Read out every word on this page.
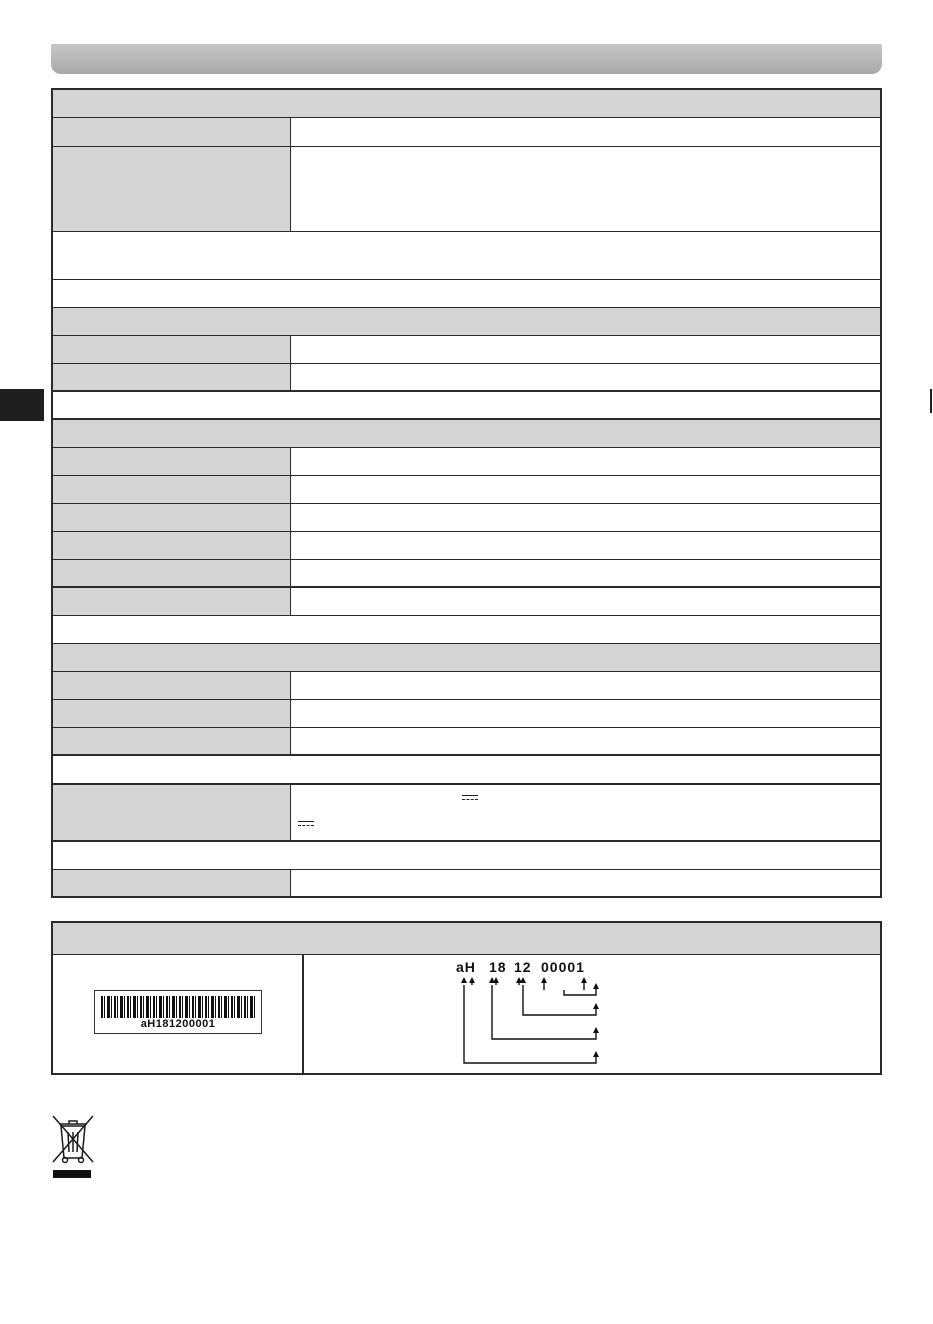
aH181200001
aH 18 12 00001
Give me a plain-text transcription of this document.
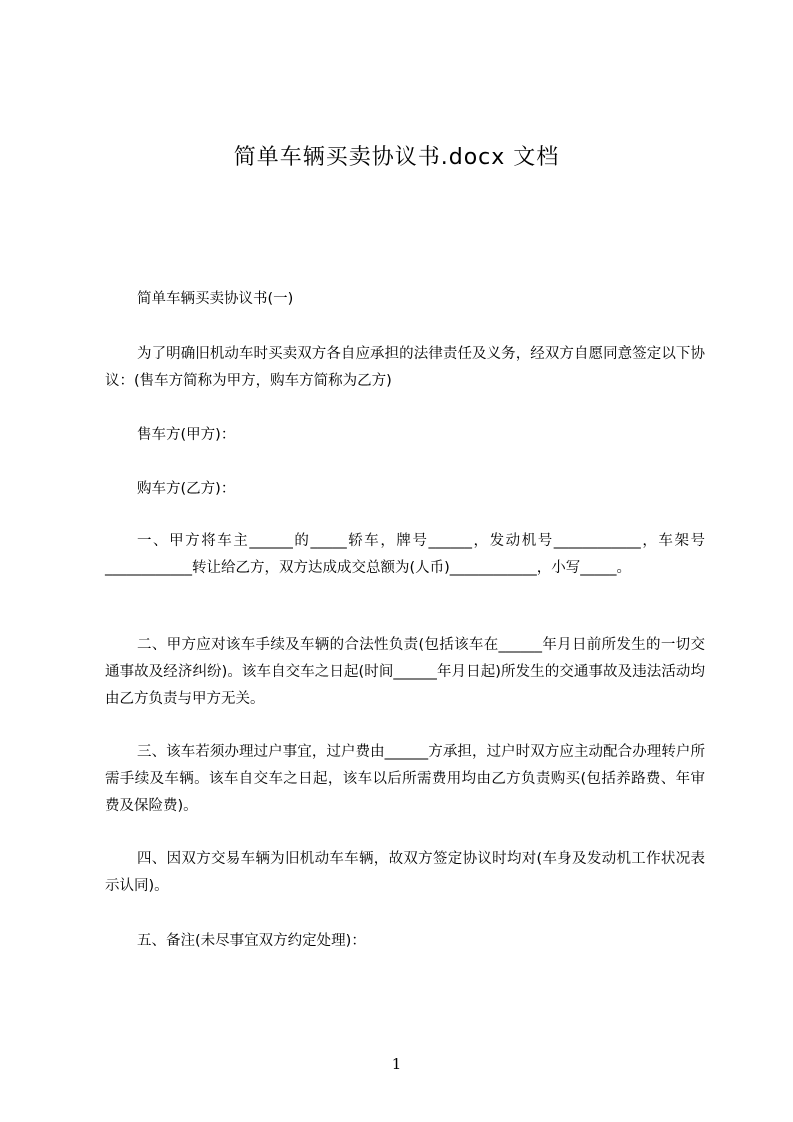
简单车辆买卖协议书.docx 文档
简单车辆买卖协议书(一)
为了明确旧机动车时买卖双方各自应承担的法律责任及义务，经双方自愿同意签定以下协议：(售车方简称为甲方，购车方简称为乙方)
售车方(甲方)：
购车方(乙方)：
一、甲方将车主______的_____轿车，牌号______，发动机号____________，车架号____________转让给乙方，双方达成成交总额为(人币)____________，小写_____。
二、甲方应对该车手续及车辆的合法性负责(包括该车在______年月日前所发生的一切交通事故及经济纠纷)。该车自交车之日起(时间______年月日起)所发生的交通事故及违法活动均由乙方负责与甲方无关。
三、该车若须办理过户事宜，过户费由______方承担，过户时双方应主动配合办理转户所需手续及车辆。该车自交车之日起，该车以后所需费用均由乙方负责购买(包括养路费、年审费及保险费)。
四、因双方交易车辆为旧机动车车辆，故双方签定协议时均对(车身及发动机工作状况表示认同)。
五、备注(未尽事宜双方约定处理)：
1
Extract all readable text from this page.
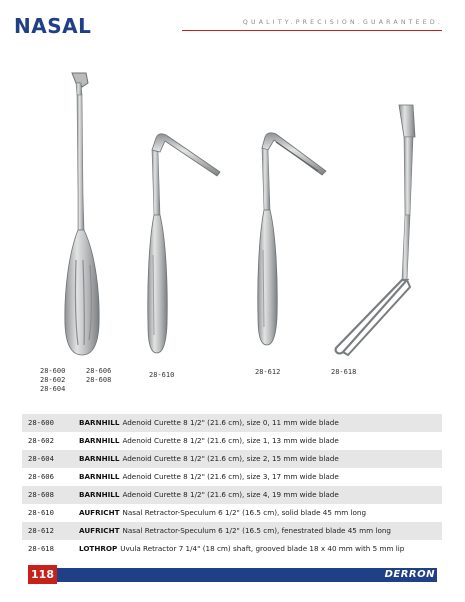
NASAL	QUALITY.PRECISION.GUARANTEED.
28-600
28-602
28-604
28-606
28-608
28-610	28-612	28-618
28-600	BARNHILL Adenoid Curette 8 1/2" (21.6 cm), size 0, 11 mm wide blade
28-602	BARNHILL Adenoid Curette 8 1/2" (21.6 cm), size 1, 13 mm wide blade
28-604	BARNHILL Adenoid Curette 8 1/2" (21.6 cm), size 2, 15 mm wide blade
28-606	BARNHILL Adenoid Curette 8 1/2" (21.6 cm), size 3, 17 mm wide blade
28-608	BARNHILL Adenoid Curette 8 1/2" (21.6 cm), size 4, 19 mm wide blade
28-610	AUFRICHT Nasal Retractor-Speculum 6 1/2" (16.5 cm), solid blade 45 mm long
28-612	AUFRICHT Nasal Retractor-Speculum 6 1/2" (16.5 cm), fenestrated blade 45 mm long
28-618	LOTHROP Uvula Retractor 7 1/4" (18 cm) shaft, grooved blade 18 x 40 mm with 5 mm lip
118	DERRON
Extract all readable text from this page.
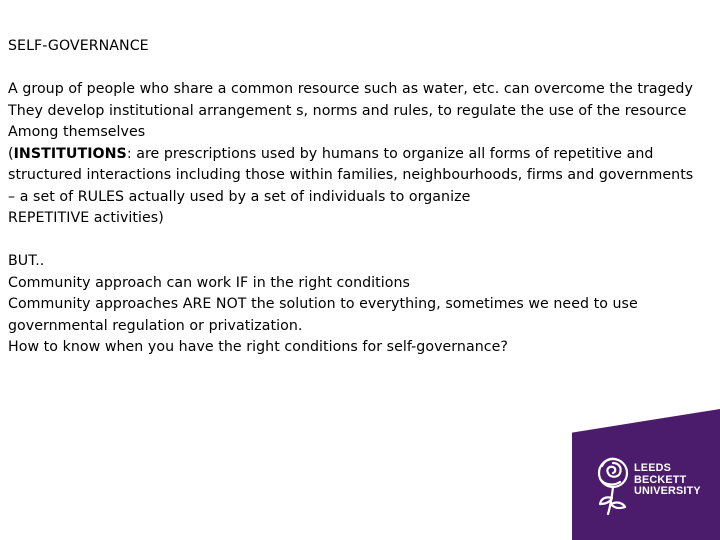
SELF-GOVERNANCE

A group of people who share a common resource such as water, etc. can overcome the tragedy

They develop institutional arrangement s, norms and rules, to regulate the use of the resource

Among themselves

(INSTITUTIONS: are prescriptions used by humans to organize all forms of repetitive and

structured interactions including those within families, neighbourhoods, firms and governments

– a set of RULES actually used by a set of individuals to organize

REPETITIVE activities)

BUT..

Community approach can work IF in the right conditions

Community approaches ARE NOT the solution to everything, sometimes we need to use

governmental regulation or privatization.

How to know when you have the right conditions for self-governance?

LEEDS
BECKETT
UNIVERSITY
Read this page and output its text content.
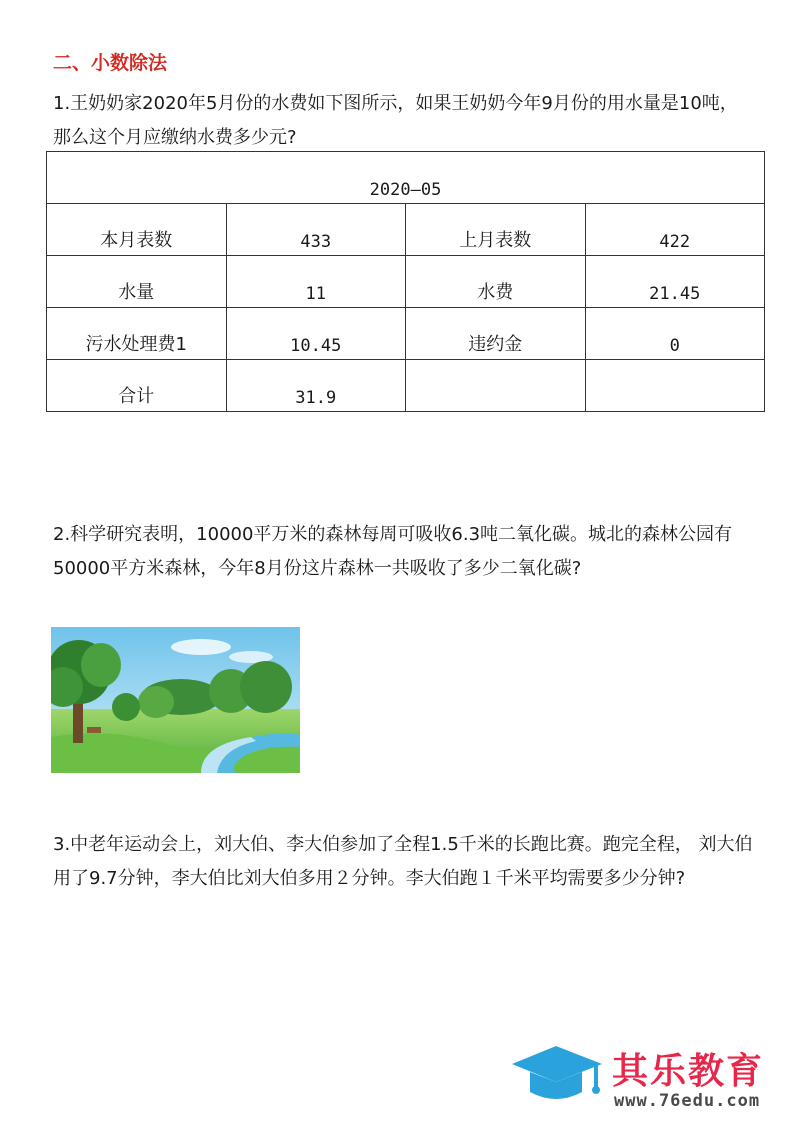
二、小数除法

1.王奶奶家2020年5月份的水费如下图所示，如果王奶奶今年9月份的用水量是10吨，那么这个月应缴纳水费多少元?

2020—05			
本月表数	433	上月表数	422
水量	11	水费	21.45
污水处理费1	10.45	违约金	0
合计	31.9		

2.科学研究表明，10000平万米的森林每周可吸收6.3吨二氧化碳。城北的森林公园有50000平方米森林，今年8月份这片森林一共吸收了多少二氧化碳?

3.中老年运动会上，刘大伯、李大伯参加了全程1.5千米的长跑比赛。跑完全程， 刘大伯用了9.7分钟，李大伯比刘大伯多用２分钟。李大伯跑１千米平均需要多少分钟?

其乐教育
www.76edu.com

____________

OBJECTIVE.
Find every line in the records that has the string "used", then state how many there are and nothing else.

RESULT OF THE EXERCISE.
2